_Exercise requirements_. Extract each line containing the string "title".
_ _ _ _
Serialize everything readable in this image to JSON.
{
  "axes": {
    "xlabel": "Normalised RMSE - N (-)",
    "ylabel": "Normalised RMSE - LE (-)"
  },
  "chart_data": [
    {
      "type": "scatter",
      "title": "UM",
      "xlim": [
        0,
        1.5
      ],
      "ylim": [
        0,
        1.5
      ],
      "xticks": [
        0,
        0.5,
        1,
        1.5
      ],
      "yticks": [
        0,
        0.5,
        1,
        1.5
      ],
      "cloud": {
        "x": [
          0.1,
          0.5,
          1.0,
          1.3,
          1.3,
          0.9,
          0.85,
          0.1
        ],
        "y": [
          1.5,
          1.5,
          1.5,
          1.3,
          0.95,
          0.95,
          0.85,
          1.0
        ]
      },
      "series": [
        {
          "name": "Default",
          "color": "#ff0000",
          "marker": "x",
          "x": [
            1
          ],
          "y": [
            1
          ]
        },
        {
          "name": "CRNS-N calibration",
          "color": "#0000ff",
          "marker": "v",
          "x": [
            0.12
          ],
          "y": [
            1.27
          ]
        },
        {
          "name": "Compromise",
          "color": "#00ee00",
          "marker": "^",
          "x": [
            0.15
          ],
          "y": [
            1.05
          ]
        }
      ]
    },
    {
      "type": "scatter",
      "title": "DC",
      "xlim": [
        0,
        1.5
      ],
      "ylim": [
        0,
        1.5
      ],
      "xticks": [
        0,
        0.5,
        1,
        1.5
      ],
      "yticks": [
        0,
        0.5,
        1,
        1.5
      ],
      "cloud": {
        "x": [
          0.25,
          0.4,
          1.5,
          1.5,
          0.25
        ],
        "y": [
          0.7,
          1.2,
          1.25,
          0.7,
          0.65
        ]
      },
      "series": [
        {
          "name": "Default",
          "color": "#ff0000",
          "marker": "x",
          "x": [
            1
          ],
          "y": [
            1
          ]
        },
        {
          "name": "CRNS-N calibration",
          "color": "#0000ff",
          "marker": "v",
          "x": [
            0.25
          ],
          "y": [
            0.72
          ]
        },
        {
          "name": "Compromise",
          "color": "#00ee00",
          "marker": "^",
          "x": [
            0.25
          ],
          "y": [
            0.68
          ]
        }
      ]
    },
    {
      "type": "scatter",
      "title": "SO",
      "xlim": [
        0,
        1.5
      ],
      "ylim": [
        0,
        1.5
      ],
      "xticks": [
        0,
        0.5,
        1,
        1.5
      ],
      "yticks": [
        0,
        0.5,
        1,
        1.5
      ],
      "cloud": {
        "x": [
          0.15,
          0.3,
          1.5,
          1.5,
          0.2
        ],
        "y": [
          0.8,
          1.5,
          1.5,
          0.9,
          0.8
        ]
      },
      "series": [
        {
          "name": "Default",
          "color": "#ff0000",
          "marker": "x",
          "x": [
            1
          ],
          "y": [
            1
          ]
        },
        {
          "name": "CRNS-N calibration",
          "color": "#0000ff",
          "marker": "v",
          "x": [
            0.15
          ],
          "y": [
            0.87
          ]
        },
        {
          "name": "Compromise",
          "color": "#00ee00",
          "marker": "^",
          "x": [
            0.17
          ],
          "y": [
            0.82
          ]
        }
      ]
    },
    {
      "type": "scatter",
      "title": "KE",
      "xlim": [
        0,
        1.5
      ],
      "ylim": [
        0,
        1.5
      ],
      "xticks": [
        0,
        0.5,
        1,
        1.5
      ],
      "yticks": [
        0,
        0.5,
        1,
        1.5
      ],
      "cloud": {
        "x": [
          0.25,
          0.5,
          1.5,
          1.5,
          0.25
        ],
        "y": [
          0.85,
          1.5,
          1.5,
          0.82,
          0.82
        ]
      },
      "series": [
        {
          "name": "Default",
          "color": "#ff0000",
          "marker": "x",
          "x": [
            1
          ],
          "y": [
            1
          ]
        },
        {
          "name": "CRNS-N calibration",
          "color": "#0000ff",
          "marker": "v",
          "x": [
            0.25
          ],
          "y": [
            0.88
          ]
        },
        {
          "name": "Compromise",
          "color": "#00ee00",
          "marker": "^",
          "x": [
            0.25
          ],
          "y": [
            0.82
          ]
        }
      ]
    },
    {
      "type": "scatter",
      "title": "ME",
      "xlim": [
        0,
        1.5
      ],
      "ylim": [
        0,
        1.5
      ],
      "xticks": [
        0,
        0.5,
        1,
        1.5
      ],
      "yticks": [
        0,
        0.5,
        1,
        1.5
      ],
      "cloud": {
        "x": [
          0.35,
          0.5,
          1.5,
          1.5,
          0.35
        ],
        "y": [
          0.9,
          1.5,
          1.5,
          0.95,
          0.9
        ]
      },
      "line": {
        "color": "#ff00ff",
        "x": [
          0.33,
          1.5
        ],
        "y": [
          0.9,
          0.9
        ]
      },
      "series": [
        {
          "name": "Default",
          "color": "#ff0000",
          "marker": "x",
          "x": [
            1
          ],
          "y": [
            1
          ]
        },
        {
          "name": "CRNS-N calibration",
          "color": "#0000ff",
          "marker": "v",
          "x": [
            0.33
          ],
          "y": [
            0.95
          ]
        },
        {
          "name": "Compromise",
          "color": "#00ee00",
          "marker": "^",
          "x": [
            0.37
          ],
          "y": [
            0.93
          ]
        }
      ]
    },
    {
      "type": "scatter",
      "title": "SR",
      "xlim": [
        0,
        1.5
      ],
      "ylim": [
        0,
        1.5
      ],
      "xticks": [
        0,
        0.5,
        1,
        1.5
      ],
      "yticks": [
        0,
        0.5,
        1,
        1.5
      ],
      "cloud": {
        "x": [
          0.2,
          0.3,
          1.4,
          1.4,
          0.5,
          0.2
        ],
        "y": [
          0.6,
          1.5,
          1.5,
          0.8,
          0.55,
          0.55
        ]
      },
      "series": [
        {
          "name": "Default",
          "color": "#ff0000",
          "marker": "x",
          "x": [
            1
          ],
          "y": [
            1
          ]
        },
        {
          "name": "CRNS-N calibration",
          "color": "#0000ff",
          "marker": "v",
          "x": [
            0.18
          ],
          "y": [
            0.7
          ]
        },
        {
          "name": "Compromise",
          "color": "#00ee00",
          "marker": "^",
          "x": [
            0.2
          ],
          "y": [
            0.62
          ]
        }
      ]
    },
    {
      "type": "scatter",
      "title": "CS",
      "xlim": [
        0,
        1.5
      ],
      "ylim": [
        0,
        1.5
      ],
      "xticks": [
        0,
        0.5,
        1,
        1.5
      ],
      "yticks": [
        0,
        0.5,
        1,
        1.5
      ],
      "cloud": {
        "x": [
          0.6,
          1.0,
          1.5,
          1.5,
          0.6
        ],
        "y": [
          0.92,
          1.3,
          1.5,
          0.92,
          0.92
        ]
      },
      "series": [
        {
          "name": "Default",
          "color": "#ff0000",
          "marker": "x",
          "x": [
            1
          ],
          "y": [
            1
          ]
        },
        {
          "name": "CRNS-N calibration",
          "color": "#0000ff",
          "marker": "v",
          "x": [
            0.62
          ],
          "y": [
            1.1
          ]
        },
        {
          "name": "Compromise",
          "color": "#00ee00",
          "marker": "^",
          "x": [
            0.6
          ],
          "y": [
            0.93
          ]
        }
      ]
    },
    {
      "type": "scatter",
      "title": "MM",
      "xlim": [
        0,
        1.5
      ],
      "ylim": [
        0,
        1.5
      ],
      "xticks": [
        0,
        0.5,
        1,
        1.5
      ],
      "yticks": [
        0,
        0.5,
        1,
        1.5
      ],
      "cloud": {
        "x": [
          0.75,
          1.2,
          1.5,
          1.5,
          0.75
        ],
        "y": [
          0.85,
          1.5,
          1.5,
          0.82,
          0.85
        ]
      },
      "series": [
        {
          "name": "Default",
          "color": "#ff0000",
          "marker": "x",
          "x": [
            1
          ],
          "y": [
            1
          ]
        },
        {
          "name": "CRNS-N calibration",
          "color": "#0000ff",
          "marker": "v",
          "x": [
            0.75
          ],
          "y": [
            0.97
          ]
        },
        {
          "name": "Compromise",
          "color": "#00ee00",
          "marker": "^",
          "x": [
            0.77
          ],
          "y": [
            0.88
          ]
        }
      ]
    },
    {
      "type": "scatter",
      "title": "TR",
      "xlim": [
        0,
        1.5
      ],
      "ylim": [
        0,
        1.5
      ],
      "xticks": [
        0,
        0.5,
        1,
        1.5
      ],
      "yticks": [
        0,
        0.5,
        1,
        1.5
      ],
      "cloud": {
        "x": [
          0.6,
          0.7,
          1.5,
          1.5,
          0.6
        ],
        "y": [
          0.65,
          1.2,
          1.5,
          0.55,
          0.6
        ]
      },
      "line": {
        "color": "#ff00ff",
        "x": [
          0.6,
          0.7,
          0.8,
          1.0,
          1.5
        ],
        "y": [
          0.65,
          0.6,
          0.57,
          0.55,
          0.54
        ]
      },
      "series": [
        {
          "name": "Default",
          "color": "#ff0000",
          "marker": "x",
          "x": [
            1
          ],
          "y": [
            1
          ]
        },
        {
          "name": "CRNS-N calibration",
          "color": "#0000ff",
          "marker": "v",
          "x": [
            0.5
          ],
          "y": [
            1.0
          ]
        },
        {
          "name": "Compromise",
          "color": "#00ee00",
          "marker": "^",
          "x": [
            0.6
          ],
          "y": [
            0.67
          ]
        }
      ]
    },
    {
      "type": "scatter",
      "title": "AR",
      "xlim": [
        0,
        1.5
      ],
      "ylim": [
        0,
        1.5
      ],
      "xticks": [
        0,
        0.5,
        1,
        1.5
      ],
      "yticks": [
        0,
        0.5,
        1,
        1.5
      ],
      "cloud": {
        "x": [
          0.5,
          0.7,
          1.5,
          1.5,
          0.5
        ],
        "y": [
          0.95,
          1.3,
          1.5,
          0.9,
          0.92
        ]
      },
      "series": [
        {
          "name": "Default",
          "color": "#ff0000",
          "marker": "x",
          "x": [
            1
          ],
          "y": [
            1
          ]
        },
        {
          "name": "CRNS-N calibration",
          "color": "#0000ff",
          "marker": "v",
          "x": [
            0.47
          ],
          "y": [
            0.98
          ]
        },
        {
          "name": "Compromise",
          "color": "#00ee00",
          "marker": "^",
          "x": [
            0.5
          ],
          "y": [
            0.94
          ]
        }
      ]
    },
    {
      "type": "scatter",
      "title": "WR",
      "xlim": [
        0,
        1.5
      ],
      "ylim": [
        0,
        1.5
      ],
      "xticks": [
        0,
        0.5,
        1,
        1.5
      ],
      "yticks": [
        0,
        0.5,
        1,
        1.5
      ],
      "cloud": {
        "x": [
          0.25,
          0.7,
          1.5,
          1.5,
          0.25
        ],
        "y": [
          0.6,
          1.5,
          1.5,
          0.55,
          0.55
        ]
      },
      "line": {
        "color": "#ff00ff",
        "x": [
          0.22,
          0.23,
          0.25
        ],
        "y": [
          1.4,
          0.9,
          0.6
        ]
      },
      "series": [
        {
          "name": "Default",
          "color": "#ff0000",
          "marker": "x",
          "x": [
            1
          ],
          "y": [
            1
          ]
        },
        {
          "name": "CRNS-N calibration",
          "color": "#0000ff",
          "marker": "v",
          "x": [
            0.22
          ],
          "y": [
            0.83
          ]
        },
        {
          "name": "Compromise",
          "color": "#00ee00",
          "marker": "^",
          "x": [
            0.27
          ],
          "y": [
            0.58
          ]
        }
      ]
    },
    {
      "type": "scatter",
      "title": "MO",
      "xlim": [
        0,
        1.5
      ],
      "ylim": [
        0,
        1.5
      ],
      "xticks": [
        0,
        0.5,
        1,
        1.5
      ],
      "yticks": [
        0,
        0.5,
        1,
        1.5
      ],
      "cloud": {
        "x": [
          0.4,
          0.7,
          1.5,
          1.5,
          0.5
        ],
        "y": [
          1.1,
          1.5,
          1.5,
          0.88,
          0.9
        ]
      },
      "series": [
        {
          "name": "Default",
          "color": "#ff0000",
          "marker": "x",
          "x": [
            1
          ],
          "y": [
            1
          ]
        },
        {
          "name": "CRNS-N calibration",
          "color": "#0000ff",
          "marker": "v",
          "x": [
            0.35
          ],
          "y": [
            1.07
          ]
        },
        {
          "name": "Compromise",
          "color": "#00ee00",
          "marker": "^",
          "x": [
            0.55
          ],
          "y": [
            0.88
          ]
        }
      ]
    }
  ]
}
_ _ _ _
_Correct result_.
      "title": "UM",
      "title": "DC",
      "title": "SO",
      "title": "KE",
      "title": "ME",
      "title": "SR",
      "title": "CS",
      "title": "MM",
      "title": "TR",
      "title": "AR",
      "title": "WR",
      "title": "MO",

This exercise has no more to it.